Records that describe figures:
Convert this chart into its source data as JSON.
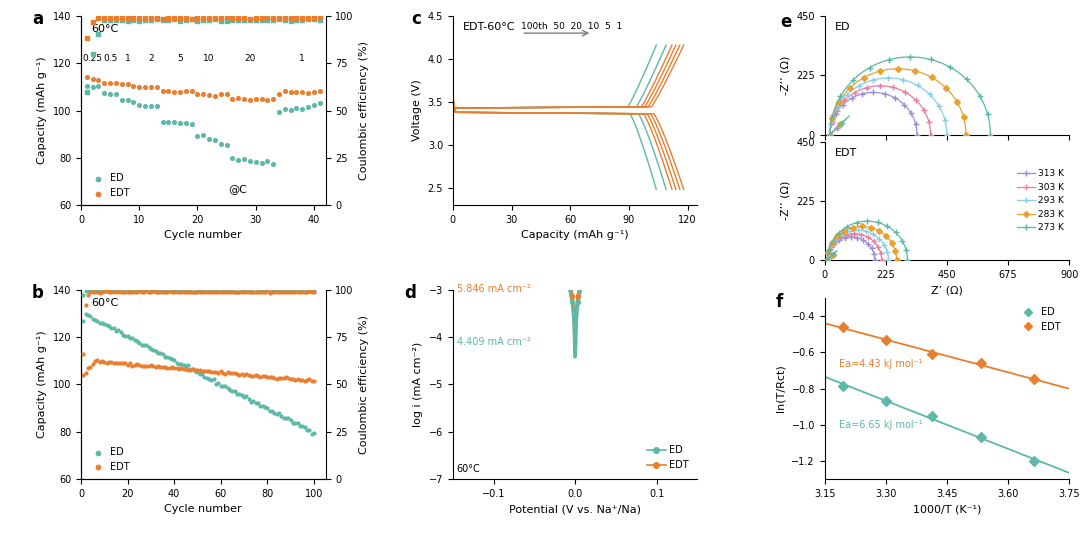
{
  "colors": {
    "ED": "#5DB8A8",
    "EDT": "#E87E2E",
    "313K": "#9B8FD4",
    "303K": "#E87EA0",
    "293K": "#87CEEB",
    "283K": "#E8A030",
    "273K": "#5DB8A8"
  },
  "panel_a": {
    "title": "60°C",
    "xlabel": "Cycle number",
    "ylabel_left": "Capacity (mAh g⁻¹)",
    "ylabel_right": "Coulombic efficiency (%)",
    "ylim_left": [
      60,
      140
    ],
    "ylim_right": [
      0,
      100
    ],
    "xlim": [
      0,
      42
    ],
    "crate_labels": [
      "0.25",
      "0.5",
      "1",
      "2",
      "5",
      "10",
      "20",
      "1"
    ],
    "crate_x": [
      2,
      5,
      8,
      12,
      17,
      22,
      29,
      38
    ],
    "annotation": "@C"
  },
  "panel_b": {
    "title": "60°C",
    "xlabel": "Cycle number",
    "ylabel_left": "Capacity (mAh g⁻¹)",
    "ylabel_right": "Coulombic efficiency (%)",
    "ylim_left": [
      60,
      140
    ],
    "ylim_right": [
      0,
      100
    ],
    "xlim": [
      0,
      105
    ]
  },
  "panel_c": {
    "title": "EDT-60°C",
    "xlabel": "Capacity (mAh g⁻¹)",
    "ylabel": "Voltage (V)",
    "ylim": [
      2.3,
      4.5
    ],
    "xlim": [
      0,
      125
    ]
  },
  "panel_d": {
    "xlabel": "Potential (V vs. Na⁺/Na)",
    "ylabel": "log i (mA cm⁻²)",
    "ylim": [
      -7,
      -3
    ],
    "xlim": [
      -0.15,
      0.15
    ],
    "annotation1": "5.846 mA cm⁻²",
    "annotation2": "4.409 mA cm⁻²",
    "annotation3": "60°C"
  },
  "panel_e": {
    "ylabel": "-Z’’ (Ω)",
    "xlabel": "Z’ (Ω)",
    "ylim": [
      0,
      450
    ],
    "xlim": [
      0,
      900
    ],
    "temps": [
      "313 K",
      "303 K",
      "293 K",
      "283 K",
      "273 K"
    ]
  },
  "panel_f": {
    "xlabel": "1000/T (K⁻¹)",
    "ylabel": "ln(T/Rct)",
    "xlim": [
      3.15,
      3.75
    ],
    "ylim": [
      -1.3,
      -0.3
    ],
    "annotation_ED": "Ea=6.65 kJ mol⁻¹",
    "annotation_EDT": "Ea=4.43 kJ mol⁻¹"
  }
}
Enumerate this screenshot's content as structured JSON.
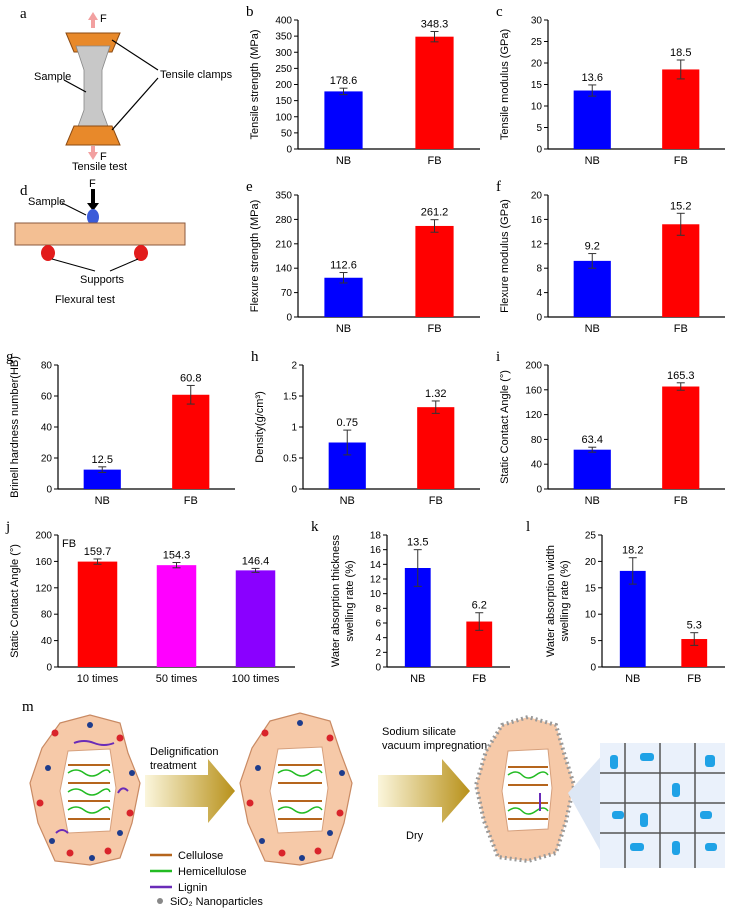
{
  "panel_a": {
    "letter": "a",
    "force_label": "F",
    "sample_label": "Sample",
    "clamps_label": "Tensile clamps",
    "caption": "Tensile test"
  },
  "panel_d": {
    "letter": "d",
    "force_label": "F",
    "sample_label": "Sample",
    "supports_label": "Supports",
    "caption": "Flexural test"
  },
  "panel_m": {
    "letter": "m",
    "step1_line1": "Delignification",
    "step1_line2": "treatment",
    "step2_line1": "Sodium silicate",
    "step2_line2": "vacuum impregnation",
    "step2_line3": "Dry",
    "legend": [
      {
        "label": "Cellulose",
        "color": "#b5651d"
      },
      {
        "label": "Hemicellulose",
        "color": "#22bb22"
      },
      {
        "label": "Lignin",
        "color": "#6a2bb8"
      },
      {
        "label": "SiO₂ Nanoparticles",
        "color": "#888888"
      }
    ]
  },
  "chart_data": [
    {
      "id": "b",
      "type": "bar",
      "letter": "b",
      "categories": [
        "NB",
        "FB"
      ],
      "values": [
        178.6,
        348.3
      ],
      "value_labels": [
        "178.6",
        "348.3"
      ],
      "errors": [
        10,
        16
      ],
      "colors": [
        "#0000ff",
        "#ff0000"
      ],
      "ylabel": "Tensile strength (MPa)",
      "ylim": [
        0,
        400
      ],
      "yticks": [
        0,
        50,
        100,
        150,
        200,
        250,
        300,
        350,
        400
      ]
    },
    {
      "id": "c",
      "type": "bar",
      "letter": "c",
      "categories": [
        "NB",
        "FB"
      ],
      "values": [
        13.6,
        18.5
      ],
      "value_labels": [
        "13.6",
        "18.5"
      ],
      "errors": [
        1.3,
        2.2
      ],
      "colors": [
        "#0000ff",
        "#ff0000"
      ],
      "ylabel": "Tensile modulus  (GPa)",
      "ylim": [
        0,
        30
      ],
      "yticks": [
        0,
        5,
        10,
        15,
        20,
        25,
        30
      ]
    },
    {
      "id": "e",
      "type": "bar",
      "letter": "e",
      "categories": [
        "NB",
        "FB"
      ],
      "values": [
        112.6,
        261.2
      ],
      "value_labels": [
        "112.6",
        "261.2"
      ],
      "errors": [
        15,
        18
      ],
      "colors": [
        "#0000ff",
        "#ff0000"
      ],
      "ylabel": "Flexure strength (MPa)",
      "ylim": [
        0,
        350
      ],
      "yticks": [
        0,
        70,
        140,
        210,
        280,
        350
      ]
    },
    {
      "id": "f",
      "type": "bar",
      "letter": "f",
      "categories": [
        "NB",
        "FB"
      ],
      "values": [
        9.2,
        15.2
      ],
      "value_labels": [
        "9.2",
        "15.2"
      ],
      "errors": [
        1.2,
        1.8
      ],
      "colors": [
        "#0000ff",
        "#ff0000"
      ],
      "ylabel": "Flexure modulus  (GPa)",
      "ylim": [
        0,
        20
      ],
      "yticks": [
        0,
        4,
        8,
        12,
        16,
        20
      ]
    },
    {
      "id": "g",
      "type": "bar",
      "letter": "g",
      "categories": [
        "NB",
        "FB"
      ],
      "values": [
        12.5,
        60.8
      ],
      "value_labels": [
        "12.5",
        "60.8"
      ],
      "errors": [
        1.8,
        6
      ],
      "colors": [
        "#0000ff",
        "#ff0000"
      ],
      "ylabel": "Brinell hardness number(HB)",
      "ylim": [
        0,
        80
      ],
      "yticks": [
        0,
        20,
        40,
        60,
        80
      ]
    },
    {
      "id": "h",
      "type": "bar",
      "letter": "h",
      "categories": [
        "NB",
        "FB"
      ],
      "values": [
        0.75,
        1.32
      ],
      "value_labels": [
        "0.75",
        "1.32"
      ],
      "errors": [
        0.2,
        0.1
      ],
      "colors": [
        "#0000ff",
        "#ff0000"
      ],
      "ylabel": "Density(g/cm³)",
      "ylim": [
        0,
        2
      ],
      "yticks": [
        0.0,
        0.5,
        1.0,
        1.5,
        2.0
      ]
    },
    {
      "id": "i",
      "type": "bar",
      "letter": "i",
      "categories": [
        "NB",
        "FB"
      ],
      "values": [
        63.4,
        165.3
      ],
      "value_labels": [
        "63.4",
        "165.3"
      ],
      "errors": [
        4,
        6
      ],
      "colors": [
        "#0000ff",
        "#ff0000"
      ],
      "ylabel": "Static Contact Angle  (°)",
      "ylim": [
        0,
        200
      ],
      "yticks": [
        0,
        40,
        80,
        120,
        160,
        200
      ]
    },
    {
      "id": "j",
      "type": "bar",
      "letter": "j",
      "inset_label": "FB",
      "categories": [
        "10 times",
        "50 times",
        "100 times"
      ],
      "values": [
        159.7,
        154.3,
        146.4
      ],
      "value_labels": [
        "159.7",
        "154.3",
        "146.4"
      ],
      "errors": [
        4,
        4,
        3
      ],
      "colors": [
        "#ff0000",
        "#ff00ff",
        "#8a00ff"
      ],
      "ylabel": "Static Contact Angle  (°)",
      "ylim": [
        0,
        200
      ],
      "yticks": [
        0,
        40,
        80,
        120,
        160,
        200
      ]
    },
    {
      "id": "k",
      "type": "bar",
      "letter": "k",
      "categories": [
        "NB",
        "FB"
      ],
      "values": [
        13.5,
        6.2
      ],
      "value_labels": [
        "13.5",
        "6.2"
      ],
      "errors": [
        2.5,
        1.2
      ],
      "colors": [
        "#0000ff",
        "#ff0000"
      ],
      "ylabel": "Water absorption thickness",
      "ylabel2": "swelling rate  (%)",
      "ylim": [
        0,
        18
      ],
      "yticks": [
        0,
        2,
        4,
        6,
        8,
        10,
        12,
        14,
        16,
        18
      ]
    },
    {
      "id": "l",
      "type": "bar",
      "letter": "l",
      "categories": [
        "NB",
        "FB"
      ],
      "values": [
        18.2,
        5.3
      ],
      "value_labels": [
        "18.2",
        "5.3"
      ],
      "errors": [
        2.5,
        1.2
      ],
      "colors": [
        "#0000ff",
        "#ff0000"
      ],
      "ylabel": "Water absorption width",
      "ylabel2": "swelling rate  (%)",
      "ylim": [
        0,
        25
      ],
      "yticks": [
        0,
        5,
        10,
        15,
        20,
        25
      ]
    }
  ]
}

» **EXERCISE AIM**:
Using the listing above, show each line holding the string "Tensile".

» **OUTPUT BELOW**:
    "clamps_label": "Tensile clamps",
    "caption": "Tensile test"
      "ylabel": "Tensile strength (MPa)",
      "ylabel": "Tensile modulus  (GPa)",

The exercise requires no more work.